**WRITTEN INSTRUCTION**
Exact reproduction is required for all entries.

**WORKING DATA**
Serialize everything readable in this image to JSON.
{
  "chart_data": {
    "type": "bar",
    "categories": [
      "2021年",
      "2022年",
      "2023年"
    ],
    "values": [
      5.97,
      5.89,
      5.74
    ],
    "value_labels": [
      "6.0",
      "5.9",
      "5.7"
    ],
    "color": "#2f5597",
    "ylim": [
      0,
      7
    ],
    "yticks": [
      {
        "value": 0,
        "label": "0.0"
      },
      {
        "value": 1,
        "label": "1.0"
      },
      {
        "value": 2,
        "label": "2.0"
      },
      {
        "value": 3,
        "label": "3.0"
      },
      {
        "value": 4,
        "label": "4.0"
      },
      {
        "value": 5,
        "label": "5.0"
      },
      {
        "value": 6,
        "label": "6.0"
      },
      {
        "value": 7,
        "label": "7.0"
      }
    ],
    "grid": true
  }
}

**SOLUTION**
Serialize everything readable in this image to JSON.
{
  "chart_data": {
    "type": "bar",
    "categories": [
      "2021年",
      "2022年",
      "2023年"
    ],
    "values": [
      5.97,
      5.89,
      5.74
    ],
    "value_labels": [
      "6.0",
      "5.9",
      "5.7"
    ],
    "color": "#2f5597",
    "ylim": [
      0,
      7
    ],
    "yticks": [
      {
        "value": 0,
        "label": "0.0"
      },
      {
        "value": 1,
        "label": "1.0"
      },
      {
        "value": 2,
        "label": "2.0"
      },
      {
        "value": 3,
        "label": "3.0"
      },
      {
        "value": 4,
        "label": "4.0"
      },
      {
        "value": 5,
        "label": "5.0"
      },
      {
        "value": 6,
        "label": "6.0"
      },
      {
        "value": 7,
        "label": "7.0"
      }
    ],
    "grid": true
  }
}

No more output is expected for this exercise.